Data records:
=====

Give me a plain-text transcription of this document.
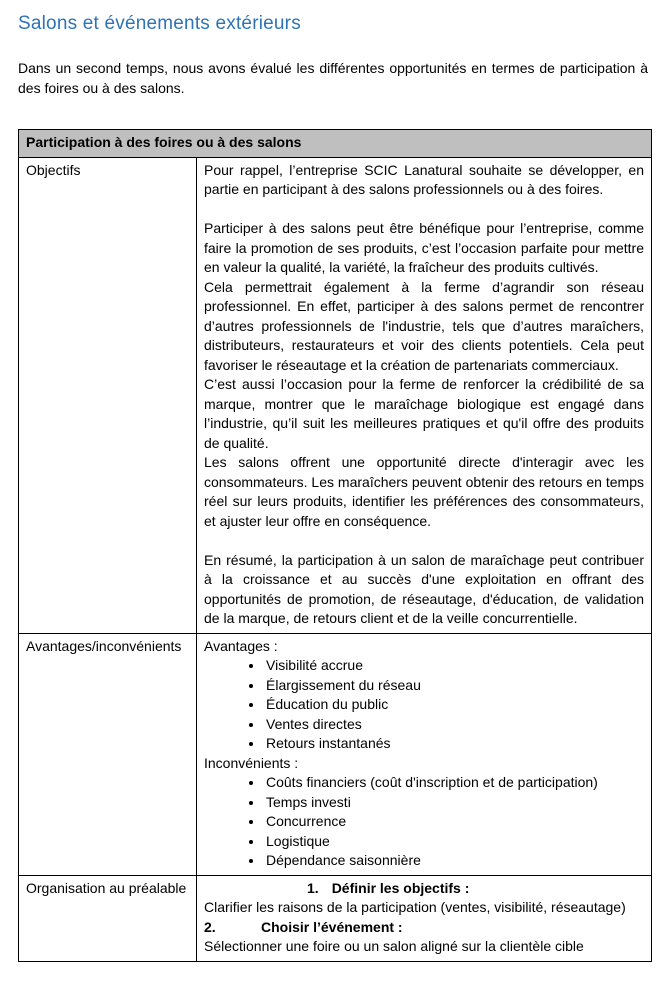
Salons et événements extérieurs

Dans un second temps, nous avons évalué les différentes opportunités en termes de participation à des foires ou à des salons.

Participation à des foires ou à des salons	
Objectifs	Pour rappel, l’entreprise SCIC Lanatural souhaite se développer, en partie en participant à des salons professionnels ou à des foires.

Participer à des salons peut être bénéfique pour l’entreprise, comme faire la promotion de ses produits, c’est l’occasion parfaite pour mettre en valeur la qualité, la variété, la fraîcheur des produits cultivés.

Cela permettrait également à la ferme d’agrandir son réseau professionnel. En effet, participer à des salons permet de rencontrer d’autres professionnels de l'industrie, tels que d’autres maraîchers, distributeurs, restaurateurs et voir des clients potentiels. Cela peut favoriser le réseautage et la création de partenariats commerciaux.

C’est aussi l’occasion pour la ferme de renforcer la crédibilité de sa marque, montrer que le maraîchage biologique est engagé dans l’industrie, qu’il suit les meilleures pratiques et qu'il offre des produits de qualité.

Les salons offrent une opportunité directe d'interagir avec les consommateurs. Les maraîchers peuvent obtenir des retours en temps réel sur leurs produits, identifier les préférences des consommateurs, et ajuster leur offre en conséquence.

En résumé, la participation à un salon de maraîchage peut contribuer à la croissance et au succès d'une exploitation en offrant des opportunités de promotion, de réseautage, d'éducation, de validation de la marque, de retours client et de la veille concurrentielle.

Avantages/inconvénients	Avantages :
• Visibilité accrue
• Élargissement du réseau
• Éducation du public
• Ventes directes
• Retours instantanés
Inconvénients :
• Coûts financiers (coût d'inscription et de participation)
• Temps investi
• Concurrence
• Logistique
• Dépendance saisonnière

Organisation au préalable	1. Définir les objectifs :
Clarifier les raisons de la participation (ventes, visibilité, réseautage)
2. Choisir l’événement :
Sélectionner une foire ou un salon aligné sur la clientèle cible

=====

Prompt. Nothing but the pictures may be dropped; output the records above exactly.

Completed exercise.
Give me a plain-text transcription of this document.
Salons et événements extérieurs

Dans un second temps, nous avons évalué les différentes opportunités en termes de participation à des foires ou à des salons.

Participation à des foires ou à des salons	
Objectifs	Pour rappel, l’entreprise SCIC Lanatural souhaite se développer, en partie en participant à des salons professionnels ou à des foires.

Participer à des salons peut être bénéfique pour l’entreprise, comme faire la promotion de ses produits, c’est l’occasion parfaite pour mettre en valeur la qualité, la variété, la fraîcheur des produits cultivés.

Cela permettrait également à la ferme d’agrandir son réseau professionnel. En effet, participer à des salons permet de rencontrer d’autres professionnels de l'industrie, tels que d’autres maraîchers, distributeurs, restaurateurs et voir des clients potentiels. Cela peut favoriser le réseautage et la création de partenariats commerciaux.

C’est aussi l’occasion pour la ferme de renforcer la crédibilité de sa marque, montrer que le maraîchage biologique est engagé dans l’industrie, qu’il suit les meilleures pratiques et qu'il offre des produits de qualité.

Les salons offrent une opportunité directe d'interagir avec les consommateurs. Les maraîchers peuvent obtenir des retours en temps réel sur leurs produits, identifier les préférences des consommateurs, et ajuster leur offre en conséquence.

En résumé, la participation à un salon de maraîchage peut contribuer à la croissance et au succès d'une exploitation en offrant des opportunités de promotion, de réseautage, d'éducation, de validation de la marque, de retours client et de la veille concurrentielle.

Avantages/inconvénients	Avantages :
• Visibilité accrue
• Élargissement du réseau
• Éducation du public
• Ventes directes
• Retours instantanés
Inconvénients :
• Coûts financiers (coût d'inscription et de participation)
• Temps investi
• Concurrence
• Logistique
• Dépendance saisonnière

Organisation au préalable	1. Définir les objectifs :
Clarifier les raisons de la participation (ventes, visibilité, réseautage)
2. Choisir l’événement :
Sélectionner une foire ou un salon aligné sur la clientèle cible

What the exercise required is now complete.